(A run of records)
# # # # # # #
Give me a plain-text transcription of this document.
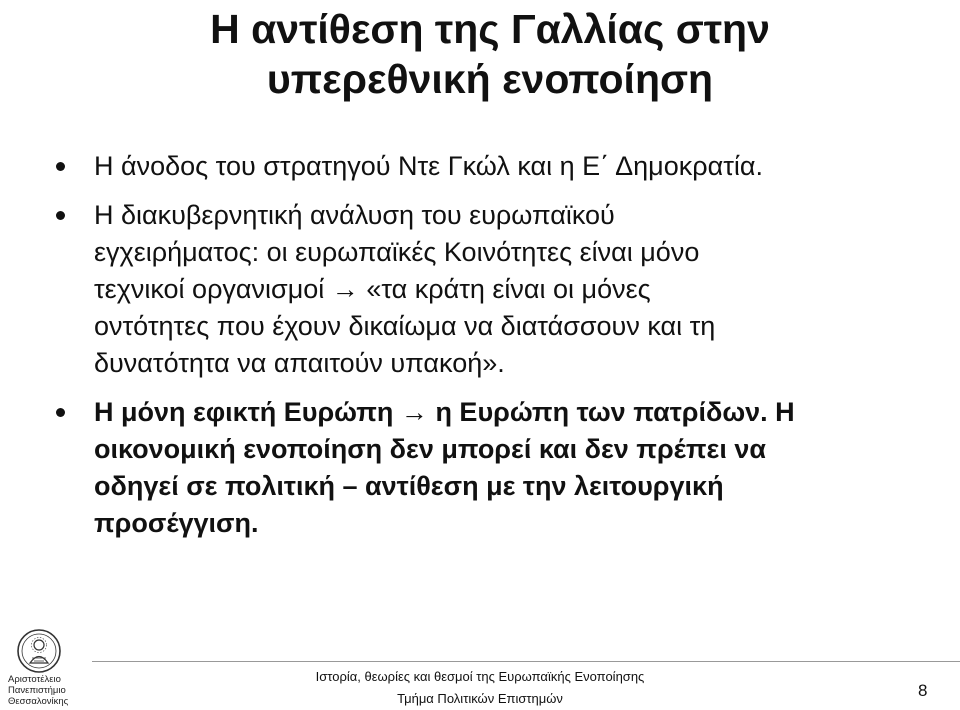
Η αντίθεση της Γαλλίας στην
υπερεθνική ενοποίηση
Η άνοδος του στρατηγού Ντε Γκώλ και η Ε΄ Δημοκρατία.
Η διακυβερνητική ανάλυση του ευρωπαϊκού
εγχειρήματος: οι ευρωπαϊκές Κοινότητες είναι μόνο
τεχνικοί οργανισμοί → «τα κράτη είναι οι μόνες
οντότητες που έχουν δικαίωμα να διατάσσουν και τη
δυνατότητα να απαιτούν υπακοή».
Η μόνη εφικτή Ευρώπη → η Ευρώπη των πατρίδων. Η
οικονομική ενοποίηση δεν μπορεί και δεν πρέπει να
οδηγεί σε πολιτική – αντίθεση με την λειτουργική
προσέγγιση.
Αριστοτέλειο
Πανεπιστήμιο
Θεσσαλονίκης
Ιστορία, θεωρίες και θεσμοί της Ευρωπαϊκής Ενοποίησης
Τμήμα Πολιτικών Επιστημών	8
# # # # # # #
WRITTEN REQUEST >>
Gather each line of the listing that holds the string "αντίθεση".

TASK RESULT >>
Η αντίθεση της Γαλλίας στην
οδηγεί σε πολιτική – αντίθεση με την λειτουργική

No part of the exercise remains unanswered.